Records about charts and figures
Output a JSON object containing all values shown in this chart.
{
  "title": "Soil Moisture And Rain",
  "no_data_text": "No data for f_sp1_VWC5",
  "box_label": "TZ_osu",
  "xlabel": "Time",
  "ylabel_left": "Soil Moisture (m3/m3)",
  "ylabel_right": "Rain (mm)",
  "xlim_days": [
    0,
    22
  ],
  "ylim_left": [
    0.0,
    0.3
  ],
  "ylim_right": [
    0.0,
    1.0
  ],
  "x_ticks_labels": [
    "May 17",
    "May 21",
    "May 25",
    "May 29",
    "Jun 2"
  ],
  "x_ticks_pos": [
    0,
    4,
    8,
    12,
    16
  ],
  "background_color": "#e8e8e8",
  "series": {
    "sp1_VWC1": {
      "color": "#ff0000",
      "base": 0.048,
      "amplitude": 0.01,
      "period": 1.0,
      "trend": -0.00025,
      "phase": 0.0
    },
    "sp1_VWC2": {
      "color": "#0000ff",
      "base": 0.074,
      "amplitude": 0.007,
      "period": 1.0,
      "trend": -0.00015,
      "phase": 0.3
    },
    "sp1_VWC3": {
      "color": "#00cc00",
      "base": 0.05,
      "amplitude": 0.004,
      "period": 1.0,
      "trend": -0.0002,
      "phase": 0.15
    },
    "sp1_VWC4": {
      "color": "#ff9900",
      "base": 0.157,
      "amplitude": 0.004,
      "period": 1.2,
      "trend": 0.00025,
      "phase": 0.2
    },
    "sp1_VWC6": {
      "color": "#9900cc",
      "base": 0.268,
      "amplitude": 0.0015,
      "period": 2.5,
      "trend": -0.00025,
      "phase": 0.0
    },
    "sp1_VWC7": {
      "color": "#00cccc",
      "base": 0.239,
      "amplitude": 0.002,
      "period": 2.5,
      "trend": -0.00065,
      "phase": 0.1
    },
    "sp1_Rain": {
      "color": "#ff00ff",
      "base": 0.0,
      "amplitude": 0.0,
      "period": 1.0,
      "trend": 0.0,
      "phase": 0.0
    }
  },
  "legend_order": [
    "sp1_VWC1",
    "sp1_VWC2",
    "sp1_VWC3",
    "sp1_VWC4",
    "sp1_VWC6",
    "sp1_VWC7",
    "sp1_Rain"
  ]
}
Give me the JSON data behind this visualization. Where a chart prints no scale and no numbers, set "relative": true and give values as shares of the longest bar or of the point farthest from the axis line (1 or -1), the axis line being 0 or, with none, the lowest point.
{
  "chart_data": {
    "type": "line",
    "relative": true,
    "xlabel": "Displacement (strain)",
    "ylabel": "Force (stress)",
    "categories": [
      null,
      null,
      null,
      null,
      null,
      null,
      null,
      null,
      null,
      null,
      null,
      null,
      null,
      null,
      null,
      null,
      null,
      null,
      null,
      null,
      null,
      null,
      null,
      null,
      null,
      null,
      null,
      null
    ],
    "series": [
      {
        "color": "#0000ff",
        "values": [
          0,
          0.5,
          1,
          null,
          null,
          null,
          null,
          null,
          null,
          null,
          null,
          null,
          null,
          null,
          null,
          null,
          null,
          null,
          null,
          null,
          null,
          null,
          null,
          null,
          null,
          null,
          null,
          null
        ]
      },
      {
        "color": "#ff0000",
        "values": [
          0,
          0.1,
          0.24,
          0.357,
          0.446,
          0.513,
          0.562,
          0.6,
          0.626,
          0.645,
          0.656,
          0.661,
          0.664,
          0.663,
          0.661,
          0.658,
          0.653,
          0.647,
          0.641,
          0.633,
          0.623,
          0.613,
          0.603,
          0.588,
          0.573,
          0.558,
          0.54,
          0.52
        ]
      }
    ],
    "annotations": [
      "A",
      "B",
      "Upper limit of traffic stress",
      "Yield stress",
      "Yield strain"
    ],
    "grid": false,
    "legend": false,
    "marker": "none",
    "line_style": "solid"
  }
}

SHORT EXERCISE: Extract every line that has the string "strain" in it.

WRITTEN SOLUTION:
    "xlabel": "Displacement (strain)",
      "Yield strain"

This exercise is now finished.